#### RAW RECORDS
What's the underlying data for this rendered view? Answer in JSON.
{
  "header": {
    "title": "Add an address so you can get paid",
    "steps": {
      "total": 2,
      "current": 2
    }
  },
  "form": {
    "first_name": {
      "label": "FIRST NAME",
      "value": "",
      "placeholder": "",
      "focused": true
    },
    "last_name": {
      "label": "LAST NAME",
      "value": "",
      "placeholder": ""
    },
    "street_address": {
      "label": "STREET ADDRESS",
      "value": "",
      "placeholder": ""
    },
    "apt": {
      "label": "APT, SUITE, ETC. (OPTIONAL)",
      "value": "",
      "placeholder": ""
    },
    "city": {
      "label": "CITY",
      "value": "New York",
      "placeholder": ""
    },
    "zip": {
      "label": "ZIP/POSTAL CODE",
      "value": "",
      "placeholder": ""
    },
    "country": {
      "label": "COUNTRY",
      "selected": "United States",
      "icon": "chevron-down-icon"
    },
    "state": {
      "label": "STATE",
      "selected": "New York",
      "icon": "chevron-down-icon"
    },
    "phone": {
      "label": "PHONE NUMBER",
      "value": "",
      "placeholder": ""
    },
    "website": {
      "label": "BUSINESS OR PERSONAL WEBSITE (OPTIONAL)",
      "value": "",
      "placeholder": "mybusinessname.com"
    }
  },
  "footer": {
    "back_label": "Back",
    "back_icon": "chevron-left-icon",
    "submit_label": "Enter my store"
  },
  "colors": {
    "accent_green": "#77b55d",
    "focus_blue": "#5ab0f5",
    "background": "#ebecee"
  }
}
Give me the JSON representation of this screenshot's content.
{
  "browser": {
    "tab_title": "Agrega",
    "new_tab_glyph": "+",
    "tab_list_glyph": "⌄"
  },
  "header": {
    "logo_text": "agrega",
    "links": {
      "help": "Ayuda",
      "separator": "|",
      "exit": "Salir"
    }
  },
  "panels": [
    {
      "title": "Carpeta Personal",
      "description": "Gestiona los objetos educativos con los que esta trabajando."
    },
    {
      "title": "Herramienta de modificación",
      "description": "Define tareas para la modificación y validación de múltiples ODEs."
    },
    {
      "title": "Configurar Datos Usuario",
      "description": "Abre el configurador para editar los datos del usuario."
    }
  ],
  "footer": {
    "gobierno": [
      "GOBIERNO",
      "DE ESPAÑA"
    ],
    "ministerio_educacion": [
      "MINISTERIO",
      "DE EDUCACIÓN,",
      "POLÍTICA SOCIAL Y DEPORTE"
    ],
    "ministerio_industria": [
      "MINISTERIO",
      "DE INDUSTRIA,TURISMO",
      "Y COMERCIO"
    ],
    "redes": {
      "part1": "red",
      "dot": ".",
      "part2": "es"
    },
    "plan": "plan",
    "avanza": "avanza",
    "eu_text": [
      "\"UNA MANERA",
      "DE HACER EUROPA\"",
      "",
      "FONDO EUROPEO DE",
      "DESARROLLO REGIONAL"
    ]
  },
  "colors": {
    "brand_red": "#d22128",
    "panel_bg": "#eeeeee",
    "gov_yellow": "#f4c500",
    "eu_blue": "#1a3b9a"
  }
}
########
**REQUIREMENTS**: Retype the records above exactly.

**EXPECTED OUTPUT**:
What's the underlying data for this rendered view? Answer in JSON.
{
  "header": {
    "title": "Add an address so you can get paid",
    "steps": {
      "total": 2,
      "current": 2
    }
  },
  "form": {
    "first_name": {
      "label": "FIRST NAME",
      "value": "",
      "placeholder": "",
      "focused": true
    },
    "last_name": {
      "label": "LAST NAME",
      "value": "",
      "placeholder": ""
    },
    "street_address": {
      "label": "STREET ADDRESS",
      "value": "",
      "placeholder": ""
    },
    "apt": {
      "label": "APT, SUITE, ETC. (OPTIONAL)",
      "value": "",
      "placeholder": ""
    },
    "city": {
      "label": "CITY",
      "value": "New York",
      "placeholder": ""
    },
    "zip": {
      "label": "ZIP/POSTAL CODE",
      "value": "",
      "placeholder": ""
    },
    "country": {
      "label": "COUNTRY",
      "selected": "United States",
      "icon": "chevron-down-icon"
    },
    "state": {
      "label": "STATE",
      "selected": "New York",
      "icon": "chevron-down-icon"
    },
    "phone": {
      "label": "PHONE NUMBER",
      "value": "",
      "placeholder": ""
    },
    "website": {
      "label": "BUSINESS OR PERSONAL WEBSITE (OPTIONAL)",
      "value": "",
      "placeholder": "mybusinessname.com"
    }
  },
  "footer": {
    "back_label": "Back",
    "back_icon": "chevron-left-icon",
    "submit_label": "Enter my store"
  },
  "colors": {
    "accent_green": "#77b55d",
    "focus_blue": "#5ab0f5",
    "background": "#ebecee"
  }
}
Give me the JSON representation of this screenshot's content.
{
  "browser": {
    "tab_title": "Agrega",
    "new_tab_glyph": "+",
    "tab_list_glyph": "⌄"
  },
  "header": {
    "logo_text": "agrega",
    "links": {
      "help": "Ayuda",
      "separator": "|",
      "exit": "Salir"
    }
  },
  "panels": [
    {
      "title": "Carpeta Personal",
      "description": "Gestiona los objetos educativos con los que esta trabajando."
    },
    {
      "title": "Herramienta de modificación",
      "description": "Define tareas para la modificación y validación de múltiples ODEs."
    },
    {
      "title": "Configurar Datos Usuario",
      "description": "Abre el configurador para editar los datos del usuario."
    }
  ],
  "footer": {
    "gobierno": [
      "GOBIERNO",
      "DE ESPAÑA"
    ],
    "ministerio_educacion": [
      "MINISTERIO",
      "DE EDUCACIÓN,",
      "POLÍTICA SOCIAL Y DEPORTE"
    ],
    "ministerio_industria": [
      "MINISTERIO",
      "DE INDUSTRIA,TURISMO",
      "Y COMERCIO"
    ],
    "redes": {
      "part1": "red",
      "dot": ".",
      "part2": "es"
    },
    "plan": "plan",
    "avanza": "avanza",
    "eu_text": [
      "\"UNA MANERA",
      "DE HACER EUROPA\"",
      "",
      "FONDO EUROPEO DE",
      "DESARROLLO REGIONAL"
    ]
  },
  "colors": {
    "brand_red": "#d22128",
    "panel_bg": "#eeeeee",
    "gov_yellow": "#f4c500",
    "eu_blue": "#1a3b9a"
  }
}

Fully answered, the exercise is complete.